• [Problem details] Gather each line containing the string "областного" from these entries.

• [Data to process]
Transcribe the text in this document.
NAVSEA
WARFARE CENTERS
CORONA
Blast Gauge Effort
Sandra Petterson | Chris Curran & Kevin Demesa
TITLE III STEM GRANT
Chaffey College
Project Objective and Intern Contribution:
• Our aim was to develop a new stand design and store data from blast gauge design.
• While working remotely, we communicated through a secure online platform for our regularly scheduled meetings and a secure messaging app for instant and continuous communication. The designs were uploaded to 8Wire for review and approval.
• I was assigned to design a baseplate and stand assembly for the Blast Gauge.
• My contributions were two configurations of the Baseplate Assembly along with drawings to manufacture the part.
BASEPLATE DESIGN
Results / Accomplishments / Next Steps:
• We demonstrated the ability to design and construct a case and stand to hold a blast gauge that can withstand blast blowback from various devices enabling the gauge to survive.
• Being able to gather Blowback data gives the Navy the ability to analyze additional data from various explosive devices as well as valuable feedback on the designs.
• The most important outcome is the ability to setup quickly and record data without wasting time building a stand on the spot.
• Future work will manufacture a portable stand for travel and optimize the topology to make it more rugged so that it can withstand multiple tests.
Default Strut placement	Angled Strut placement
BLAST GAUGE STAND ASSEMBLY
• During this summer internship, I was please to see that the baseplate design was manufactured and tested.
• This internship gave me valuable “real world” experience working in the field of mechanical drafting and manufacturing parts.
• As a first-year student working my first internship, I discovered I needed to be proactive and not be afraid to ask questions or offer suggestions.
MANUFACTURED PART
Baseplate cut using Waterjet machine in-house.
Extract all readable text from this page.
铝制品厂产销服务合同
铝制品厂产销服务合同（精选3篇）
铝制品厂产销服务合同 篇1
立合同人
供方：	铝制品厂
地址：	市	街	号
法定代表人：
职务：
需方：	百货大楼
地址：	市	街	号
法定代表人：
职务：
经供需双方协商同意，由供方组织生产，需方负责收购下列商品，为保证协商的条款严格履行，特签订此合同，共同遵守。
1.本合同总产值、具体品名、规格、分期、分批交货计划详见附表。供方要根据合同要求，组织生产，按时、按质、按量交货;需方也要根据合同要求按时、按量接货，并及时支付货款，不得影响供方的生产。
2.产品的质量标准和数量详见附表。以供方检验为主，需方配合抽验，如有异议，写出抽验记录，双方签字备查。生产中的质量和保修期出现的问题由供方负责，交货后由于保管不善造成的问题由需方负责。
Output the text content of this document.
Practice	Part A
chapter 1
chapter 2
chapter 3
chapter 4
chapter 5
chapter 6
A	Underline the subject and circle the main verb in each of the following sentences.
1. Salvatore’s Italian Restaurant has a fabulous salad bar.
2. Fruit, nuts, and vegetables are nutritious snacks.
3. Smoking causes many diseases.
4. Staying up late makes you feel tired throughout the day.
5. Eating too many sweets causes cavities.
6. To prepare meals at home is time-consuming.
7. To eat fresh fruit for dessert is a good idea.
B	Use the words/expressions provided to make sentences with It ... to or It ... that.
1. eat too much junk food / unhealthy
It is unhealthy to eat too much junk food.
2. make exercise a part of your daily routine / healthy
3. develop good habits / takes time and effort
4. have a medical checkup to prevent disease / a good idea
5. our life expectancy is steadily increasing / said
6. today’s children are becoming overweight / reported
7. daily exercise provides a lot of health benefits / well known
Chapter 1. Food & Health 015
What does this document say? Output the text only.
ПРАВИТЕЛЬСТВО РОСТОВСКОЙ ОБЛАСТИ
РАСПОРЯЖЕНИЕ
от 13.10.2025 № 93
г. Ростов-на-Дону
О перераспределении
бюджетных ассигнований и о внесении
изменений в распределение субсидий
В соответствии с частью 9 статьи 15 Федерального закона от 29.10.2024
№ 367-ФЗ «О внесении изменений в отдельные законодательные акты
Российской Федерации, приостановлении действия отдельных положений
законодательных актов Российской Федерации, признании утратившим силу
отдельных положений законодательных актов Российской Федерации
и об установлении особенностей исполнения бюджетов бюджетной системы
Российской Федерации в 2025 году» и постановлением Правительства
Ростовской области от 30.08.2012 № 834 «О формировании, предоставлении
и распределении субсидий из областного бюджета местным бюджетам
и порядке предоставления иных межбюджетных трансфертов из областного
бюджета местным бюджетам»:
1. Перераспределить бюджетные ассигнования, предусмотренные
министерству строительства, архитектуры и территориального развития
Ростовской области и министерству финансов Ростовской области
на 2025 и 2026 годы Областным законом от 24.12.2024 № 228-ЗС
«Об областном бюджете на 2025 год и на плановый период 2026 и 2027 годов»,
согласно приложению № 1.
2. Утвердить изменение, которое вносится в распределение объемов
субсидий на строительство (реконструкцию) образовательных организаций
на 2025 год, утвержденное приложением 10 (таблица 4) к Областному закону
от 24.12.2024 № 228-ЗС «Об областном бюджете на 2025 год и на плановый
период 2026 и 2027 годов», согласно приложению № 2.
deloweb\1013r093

• [Reply]
и распределении субсидий из областного бюджета местным бюджетам
и порядке предоставления иных межбюджетных трансфертов из областного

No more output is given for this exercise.